---------- Material provided
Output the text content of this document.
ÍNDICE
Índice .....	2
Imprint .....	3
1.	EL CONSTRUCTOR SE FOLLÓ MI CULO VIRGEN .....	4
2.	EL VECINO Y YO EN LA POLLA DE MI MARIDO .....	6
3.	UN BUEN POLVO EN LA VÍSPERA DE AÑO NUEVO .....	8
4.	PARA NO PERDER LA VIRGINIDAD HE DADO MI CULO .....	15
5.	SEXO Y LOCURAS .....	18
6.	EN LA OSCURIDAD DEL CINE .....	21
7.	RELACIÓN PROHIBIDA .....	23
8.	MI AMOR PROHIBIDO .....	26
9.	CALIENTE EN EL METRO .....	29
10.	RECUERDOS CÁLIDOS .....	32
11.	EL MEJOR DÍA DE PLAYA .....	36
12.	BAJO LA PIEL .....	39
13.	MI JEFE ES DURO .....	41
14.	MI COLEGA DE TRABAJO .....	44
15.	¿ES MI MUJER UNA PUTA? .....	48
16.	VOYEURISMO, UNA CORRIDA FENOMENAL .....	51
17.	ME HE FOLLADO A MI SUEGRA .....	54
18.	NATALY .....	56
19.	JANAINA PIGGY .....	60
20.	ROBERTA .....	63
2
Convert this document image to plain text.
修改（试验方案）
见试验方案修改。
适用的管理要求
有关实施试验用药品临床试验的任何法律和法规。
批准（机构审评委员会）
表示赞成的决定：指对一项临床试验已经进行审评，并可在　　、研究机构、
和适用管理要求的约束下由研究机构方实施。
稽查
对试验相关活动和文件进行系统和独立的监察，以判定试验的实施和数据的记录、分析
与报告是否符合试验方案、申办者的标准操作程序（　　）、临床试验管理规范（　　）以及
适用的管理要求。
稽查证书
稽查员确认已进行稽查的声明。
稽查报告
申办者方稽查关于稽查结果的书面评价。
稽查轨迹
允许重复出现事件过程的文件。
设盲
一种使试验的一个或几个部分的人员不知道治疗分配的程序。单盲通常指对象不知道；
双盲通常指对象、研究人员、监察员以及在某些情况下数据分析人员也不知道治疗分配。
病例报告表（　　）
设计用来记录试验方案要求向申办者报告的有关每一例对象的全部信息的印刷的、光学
--------------------
* _Task objective_
Each line with the string "document" in it needs to be found and copied.

* _Task response_
Output the text content of this document.
Convert this document image to plain text.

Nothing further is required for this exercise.